• **DATA LISTING**:
[START]

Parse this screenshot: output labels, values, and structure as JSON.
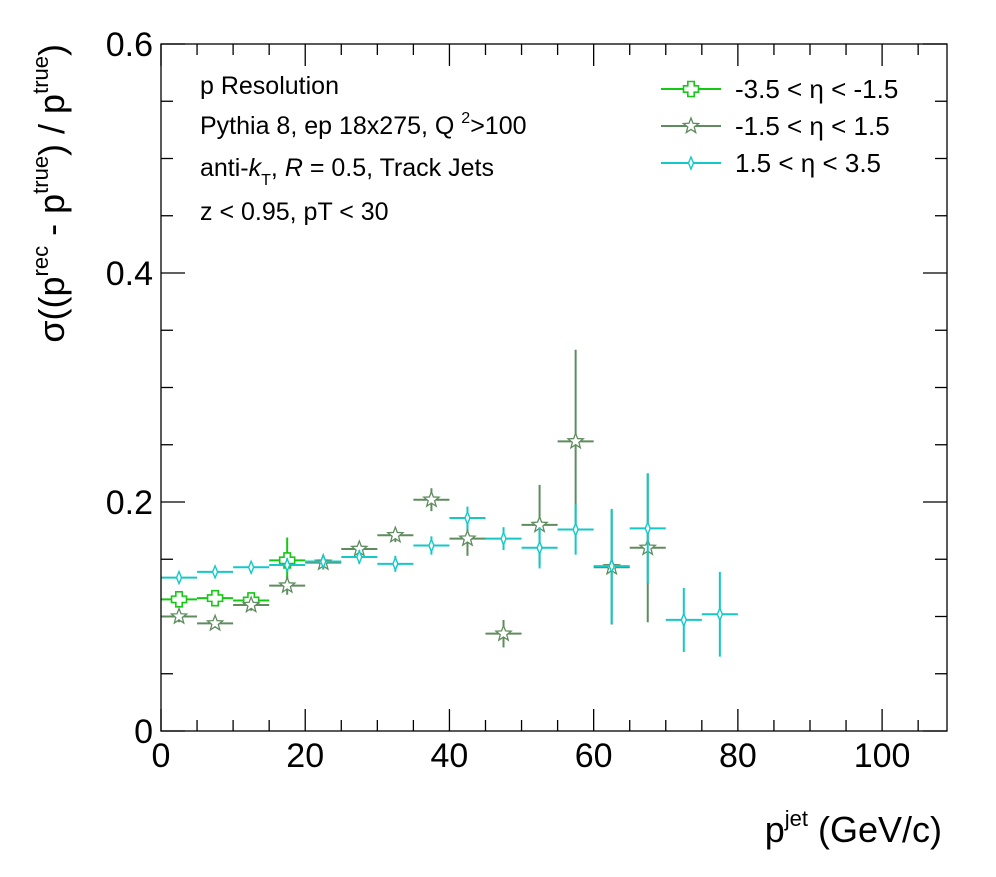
{
  "chart_data": {
    "type": "scatter",
    "xlim": [
      0,
      109
    ],
    "ylim": [
      0,
      0.6
    ],
    "x_ticks": [
      0,
      20,
      40,
      60,
      80,
      100
    ],
    "y_ticks": [
      0,
      0.2,
      0.4,
      0.6
    ],
    "x_tick_labels": [
      "0",
      "20",
      "40",
      "60",
      "80",
      "100"
    ],
    "y_tick_labels": [
      "0",
      "0.2",
      "0.4",
      "0.6"
    ],
    "grid": false,
    "legend_position": "top-right",
    "xlabel": {
      "base": "p",
      "sup": "jet",
      "rest": " (GeV/c)"
    },
    "ylabel": {
      "p1": "σ((p",
      "s1": "rec",
      "p2": " - p",
      "s2": "true",
      "p3": ") / p",
      "s3": "true",
      "p4": ")"
    },
    "annotations": {
      "line1": "p Resolution",
      "line2_a": "Pythia 8, ep 18x275, Q ",
      "line2_sup": "2",
      "line2_b": ">100",
      "line3_a": "anti-",
      "line3_k": "k",
      "line3_sub": "T",
      "line3_b": ", ",
      "line3_r": "R",
      "line3_c": " = 0.5, Track Jets",
      "line4": "z < 0.95, pT < 30"
    },
    "series": [
      {
        "name": "-3.5 <  η < -1.5",
        "color": "#14c814",
        "marker": "cross",
        "points": [
          {
            "x": 2.5,
            "y": 0.115,
            "xerr": 2.5,
            "yerr": 0.006
          },
          {
            "x": 7.5,
            "y": 0.116,
            "xerr": 2.5,
            "yerr": 0.006
          },
          {
            "x": 12.5,
            "y": 0.114,
            "xerr": 2.5,
            "yerr": 0.006
          },
          {
            "x": 17.5,
            "y": 0.149,
            "xerr": 2.5,
            "yerr": 0.02
          }
        ]
      },
      {
        "name": "-1.5 <  η < 1.5",
        "color": "#5f8c5f",
        "marker": "star",
        "points": [
          {
            "x": 2.5,
            "y": 0.1,
            "xerr": 2.5,
            "yerr": 0.005
          },
          {
            "x": 7.5,
            "y": 0.094,
            "xerr": 2.5,
            "yerr": 0.004
          },
          {
            "x": 12.5,
            "y": 0.11,
            "xerr": 2.5,
            "yerr": 0.005
          },
          {
            "x": 17.5,
            "y": 0.127,
            "xerr": 2.5,
            "yerr": 0.008
          },
          {
            "x": 22.5,
            "y": 0.147,
            "xerr": 2.5,
            "yerr": 0.006
          },
          {
            "x": 27.5,
            "y": 0.159,
            "xerr": 2.5,
            "yerr": 0.006
          },
          {
            "x": 32.5,
            "y": 0.171,
            "xerr": 2.5,
            "yerr": 0.006
          },
          {
            "x": 37.5,
            "y": 0.202,
            "xerr": 2.5,
            "yerr": 0.01
          },
          {
            "x": 42.5,
            "y": 0.168,
            "xerr": 2.5,
            "yerr": 0.015
          },
          {
            "x": 47.5,
            "y": 0.085,
            "xerr": 2.5,
            "yerr": 0.012
          },
          {
            "x": 52.5,
            "y": 0.18,
            "xerr": 2.5,
            "yerr": 0.035
          },
          {
            "x": 57.5,
            "y": 0.253,
            "xerr": 2.5,
            "yerr": 0.08
          },
          {
            "x": 62.5,
            "y": 0.143,
            "xerr": 2.5,
            "yerr": 0.05
          },
          {
            "x": 67.5,
            "y": 0.16,
            "xerr": 2.5,
            "yerr": 0.065
          }
        ]
      },
      {
        "name": "1.5 <  η < 3.5",
        "color": "#14c8c8",
        "marker": "diamond",
        "points": [
          {
            "x": 2.5,
            "y": 0.134,
            "xerr": 2.5,
            "yerr": 0.005
          },
          {
            "x": 7.5,
            "y": 0.139,
            "xerr": 2.5,
            "yerr": 0.004
          },
          {
            "x": 12.5,
            "y": 0.143,
            "xerr": 2.5,
            "yerr": 0.005
          },
          {
            "x": 17.5,
            "y": 0.145,
            "xerr": 2.5,
            "yerr": 0.006
          },
          {
            "x": 22.5,
            "y": 0.148,
            "xerr": 2.5,
            "yerr": 0.006
          },
          {
            "x": 27.5,
            "y": 0.152,
            "xerr": 2.5,
            "yerr": 0.006
          },
          {
            "x": 32.5,
            "y": 0.146,
            "xerr": 2.5,
            "yerr": 0.007
          },
          {
            "x": 37.5,
            "y": 0.162,
            "xerr": 2.5,
            "yerr": 0.008
          },
          {
            "x": 42.5,
            "y": 0.186,
            "xerr": 2.5,
            "yerr": 0.01
          },
          {
            "x": 47.5,
            "y": 0.168,
            "xerr": 2.5,
            "yerr": 0.01
          },
          {
            "x": 52.5,
            "y": 0.16,
            "xerr": 2.5,
            "yerr": 0.018
          },
          {
            "x": 57.5,
            "y": 0.176,
            "xerr": 2.5,
            "yerr": 0.022
          },
          {
            "x": 62.5,
            "y": 0.144,
            "xerr": 2.5,
            "yerr": 0.05
          },
          {
            "x": 67.5,
            "y": 0.177,
            "xerr": 2.5,
            "yerr": 0.048
          },
          {
            "x": 72.5,
            "y": 0.097,
            "xerr": 2.5,
            "yerr": 0.028
          },
          {
            "x": 77.5,
            "y": 0.102,
            "xerr": 2.5,
            "yerr": 0.037
          }
        ]
      }
    ]
  }
}
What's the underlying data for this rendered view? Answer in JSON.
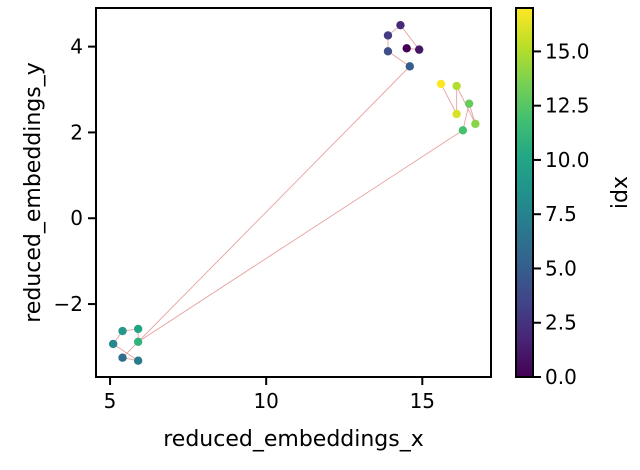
{
  "chart_data": {
    "type": "scatter",
    "title": "",
    "xlabel": "reduced_embeddings_x",
    "ylabel": "reduced_embeddings_y",
    "xlim": [
      4.55,
      17.2
    ],
    "ylim": [
      -3.7,
      4.9
    ],
    "xticks": [
      5,
      10,
      15
    ],
    "xtick_labels": [
      "5",
      "10",
      "15"
    ],
    "yticks": [
      -2,
      0,
      2,
      4
    ],
    "ytick_labels": [
      "−2",
      "0",
      "2",
      "4"
    ],
    "colorbar": {
      "label": "idx",
      "range": [
        0,
        17
      ],
      "colormap": "viridis",
      "ticks": [
        0,
        2.5,
        5,
        7.5,
        10,
        12.5,
        15
      ],
      "tick_labels": [
        "0.0",
        "2.5",
        "5.0",
        "7.5",
        "10.0",
        "12.5",
        "15.0"
      ]
    },
    "line_color": "#e8a0a0",
    "points": [
      {
        "idx": 0,
        "x": 14.5,
        "y": 3.96
      },
      {
        "idx": 1,
        "x": 14.9,
        "y": 3.93
      },
      {
        "idx": 2,
        "x": 14.3,
        "y": 4.5
      },
      {
        "idx": 3,
        "x": 13.9,
        "y": 4.26
      },
      {
        "idx": 4,
        "x": 13.9,
        "y": 3.89
      },
      {
        "idx": 5,
        "x": 14.6,
        "y": 3.54
      },
      {
        "idx": 6,
        "x": 5.4,
        "y": -3.25
      },
      {
        "idx": 7,
        "x": 5.9,
        "y": -3.32
      },
      {
        "idx": 8,
        "x": 5.1,
        "y": -2.93
      },
      {
        "idx": 9,
        "x": 5.4,
        "y": -2.63
      },
      {
        "idx": 10,
        "x": 5.9,
        "y": -2.58
      },
      {
        "idx": 11,
        "x": 5.9,
        "y": -2.88
      },
      {
        "idx": 12,
        "x": 16.3,
        "y": 2.05
      },
      {
        "idx": 13,
        "x": 16.5,
        "y": 2.67
      },
      {
        "idx": 14,
        "x": 16.7,
        "y": 2.2
      },
      {
        "idx": 15,
        "x": 16.1,
        "y": 3.08
      },
      {
        "idx": 16,
        "x": 16.1,
        "y": 2.43
      },
      {
        "idx": 17,
        "x": 15.6,
        "y": 3.13
      }
    ]
  }
}
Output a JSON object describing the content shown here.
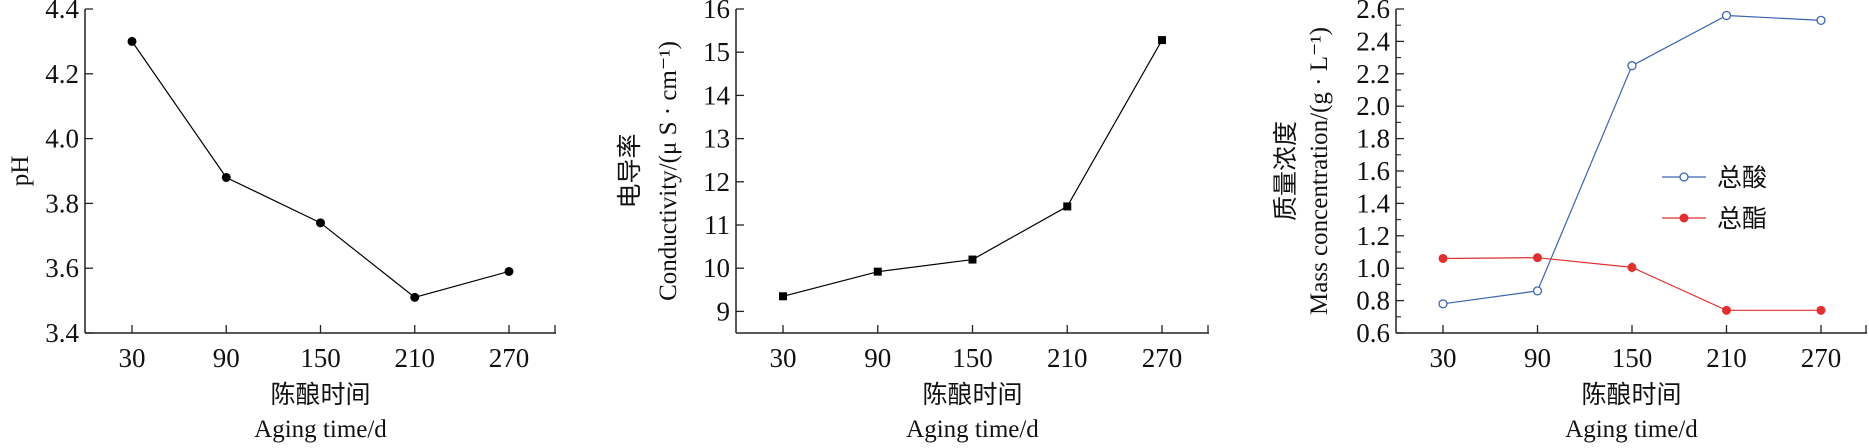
{
  "chart_data": [
    {
      "type": "line",
      "title": "",
      "xlabel_cn": "陈酿时间",
      "xlabel": "Aging time/d",
      "ylabel": "pH",
      "ylabel_cn": "",
      "categories": [
        "30",
        "90",
        "150",
        "210",
        "270"
      ],
      "x": [
        30,
        90,
        150,
        210,
        270
      ],
      "series": [
        {
          "name": "pH",
          "values": [
            4.3,
            3.88,
            3.74,
            3.51,
            3.59
          ],
          "color": "#000000",
          "marker": "circle-filled"
        }
      ],
      "ylim": [
        3.4,
        4.4
      ],
      "yticks": [
        "3.4",
        "3.6",
        "3.8",
        "4.0",
        "4.2",
        "4.4"
      ],
      "grid": false
    },
    {
      "type": "line",
      "title": "",
      "xlabel_cn": "陈酿时间",
      "xlabel": "Aging time/d",
      "ylabel_cn": "电导率",
      "ylabel": "Conductivity/(μ S · cm⁻¹)",
      "categories": [
        "30",
        "90",
        "150",
        "210",
        "270"
      ],
      "x": [
        30,
        90,
        150,
        210,
        270
      ],
      "series": [
        {
          "name": "Conductivity",
          "values": [
            9.35,
            9.92,
            10.2,
            11.43,
            15.28
          ],
          "color": "#000000",
          "marker": "square-filled"
        }
      ],
      "ylim": [
        8.5,
        16
      ],
      "yticks": [
        "9",
        "10",
        "11",
        "12",
        "13",
        "14",
        "15",
        "16"
      ],
      "grid": false
    },
    {
      "type": "line",
      "title": "",
      "xlabel_cn": "陈酿时间",
      "xlabel": "Aging time/d",
      "ylabel_cn": "质量浓度",
      "ylabel": "Mass concentration/(g · L⁻¹)",
      "categories": [
        "30",
        "90",
        "150",
        "210",
        "270"
      ],
      "x": [
        30,
        90,
        150,
        210,
        270
      ],
      "series": [
        {
          "name": "总酸",
          "values": [
            0.78,
            0.86,
            2.25,
            2.56,
            2.53
          ],
          "color": "#3a64b0",
          "marker": "circle-open"
        },
        {
          "name": "总酯",
          "values": [
            1.06,
            1.065,
            1.005,
            0.74,
            0.74
          ],
          "color": "#e03030",
          "marker": "circle-filled"
        }
      ],
      "ylim": [
        0.6,
        2.6
      ],
      "yticks": [
        "0.6",
        "0.8",
        "1.0",
        "1.2",
        "1.4",
        "1.6",
        "1.8",
        "2.0",
        "2.2",
        "2.4",
        "2.6"
      ],
      "legend": "center-right",
      "grid": false
    }
  ]
}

[END]

• **GIVEN TASK**:
In the entries above, identify each line that includes the string "marker", then copy it.

• **ANSWER TO THE PROBLEM**:
        "marker": "cross",
        "marker": "star",
        "marker": "diamond",
          "marker": "circle-filled"
          "marker": "square-filled"
          "marker": "circle-open"
          "marker": "circle-filled"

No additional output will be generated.